═══ Extracted data

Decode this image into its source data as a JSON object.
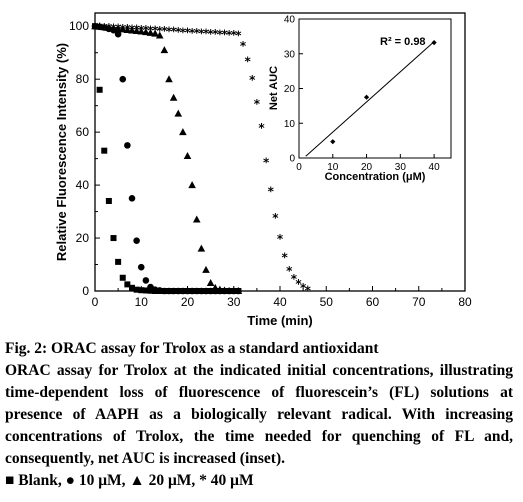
{
  "chart_data": [
    {
      "type": "scatter",
      "xlabel": "Time (min)",
      "ylabel": "Relative Fluorescence Intensity (%)",
      "xlim": [
        0,
        80
      ],
      "ylim": [
        0,
        105
      ],
      "xticks": [
        "0",
        "10",
        "20",
        "30",
        "40",
        "50",
        "60",
        "70",
        "80"
      ],
      "yticks": [
        "0",
        "20",
        "40",
        "60",
        "80",
        "100"
      ],
      "grid": false,
      "series": [
        {
          "name": "Blank",
          "marker": "square",
          "x": [
            0,
            1,
            2,
            3,
            4,
            5,
            6,
            7,
            8,
            9,
            10,
            11,
            12,
            13,
            14,
            15,
            16,
            17,
            18,
            19,
            20,
            21,
            22,
            23,
            24,
            25,
            26,
            27,
            28,
            29,
            30,
            31
          ],
          "y": [
            100,
            76,
            53,
            34,
            20,
            11,
            5,
            2.5,
            1.2,
            0.5,
            0.3,
            0.2,
            0.1,
            0,
            0,
            0,
            0,
            0,
            0,
            0,
            0,
            0,
            0,
            0,
            0,
            0,
            0,
            0,
            0,
            0,
            0,
            0
          ]
        },
        {
          "name": "10 μM",
          "marker": "circle",
          "x": [
            0,
            1,
            2,
            3,
            4,
            5,
            6,
            7,
            8,
            9,
            10,
            11,
            12,
            13,
            14,
            15,
            16,
            17,
            18,
            19,
            20,
            21,
            22,
            23,
            24,
            25,
            26,
            27,
            28,
            29,
            30,
            31
          ],
          "y": [
            100,
            99.8,
            99.5,
            99,
            98.5,
            97,
            80,
            55,
            35,
            19,
            9,
            4,
            1.5,
            0.5,
            0.2,
            0,
            0,
            0,
            0,
            0,
            0,
            0,
            0,
            0,
            0,
            0,
            0,
            0,
            0,
            0,
            0,
            0
          ]
        },
        {
          "name": "20 μM",
          "marker": "triangle",
          "x": [
            0,
            1,
            2,
            3,
            4,
            5,
            6,
            7,
            8,
            9,
            10,
            11,
            12,
            13,
            14,
            15,
            16,
            17,
            18,
            19,
            20,
            21,
            22,
            23,
            24,
            25,
            26,
            27,
            28,
            29,
            30,
            31
          ],
          "y": [
            100,
            99.8,
            99.6,
            99.4,
            99.2,
            99,
            98.8,
            98.6,
            98.4,
            98.2,
            98,
            97.8,
            97.5,
            97.2,
            96.5,
            91,
            80,
            73,
            67,
            60,
            51,
            40,
            27,
            16,
            8,
            3,
            1.2,
            0.5,
            0.2,
            0,
            0,
            0
          ]
        },
        {
          "name": "40 μM",
          "marker": "star",
          "x": [
            0,
            1,
            2,
            3,
            4,
            5,
            6,
            7,
            8,
            9,
            10,
            11,
            12,
            13,
            14,
            15,
            16,
            17,
            18,
            19,
            20,
            21,
            22,
            23,
            24,
            25,
            26,
            27,
            28,
            29,
            30,
            31,
            32,
            33,
            34,
            35,
            36,
            37,
            38,
            39,
            40,
            41,
            42,
            43,
            44,
            45,
            46
          ],
          "y": [
            100,
            99.9,
            99.8,
            99.7,
            99.6,
            99.5,
            99.4,
            99.3,
            99.2,
            99.1,
            99,
            98.9,
            98.8,
            98.7,
            98.6,
            98.5,
            98.4,
            98.3,
            98.2,
            98.1,
            98,
            97.9,
            97.8,
            97.7,
            97.6,
            97.5,
            97.4,
            97.3,
            97.2,
            97.1,
            97,
            96.8,
            93,
            87,
            80,
            71,
            62,
            49,
            38,
            28,
            20,
            13,
            8,
            5,
            3,
            1.5,
            0.5
          ]
        }
      ]
    },
    {
      "type": "scatter",
      "inset": true,
      "xlabel": "Concentration (μM)",
      "ylabel": "Net AUC",
      "xlim": [
        0,
        45
      ],
      "ylim": [
        0,
        40
      ],
      "xticks": [
        "0",
        "10",
        "20",
        "30",
        "40"
      ],
      "yticks": [
        "0",
        "10",
        "20",
        "30",
        "40"
      ],
      "annotation": "R² = 0.98",
      "series": [
        {
          "marker": "diamond",
          "x": [
            10,
            20,
            40
          ],
          "y": [
            4.7,
            17.5,
            33.2
          ]
        }
      ],
      "fit_line": {
        "x": [
          2,
          40
        ],
        "y": [
          0.5,
          33.5
        ]
      }
    }
  ],
  "caption": {
    "line1": "Fig. 2: ORAC assay for Trolox as a standard antioxidant",
    "body": "ORAC assay for Trolox at the indicated initial concentrations, illustrating time-dependent loss of fluorescence of fluorescein’s (FL) solutions at presence of AAPH as a biologically relevant radical. With increasing concentrations of Trolox, the time needed for quenching of FL and, consequently, net AUC is increased (inset).",
    "legend": "■ Blank, ● 10 μM, ▲ 20 μM, * 40 μM"
  }
}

══════

--- Exercise ---
Each line in the entries above that includes the string "marker" should be extracted.

--- Output ---
          "marker": "square",
          "marker": "circle",
          "marker": "triangle",
          "marker": "star",
          "marker": "diamond",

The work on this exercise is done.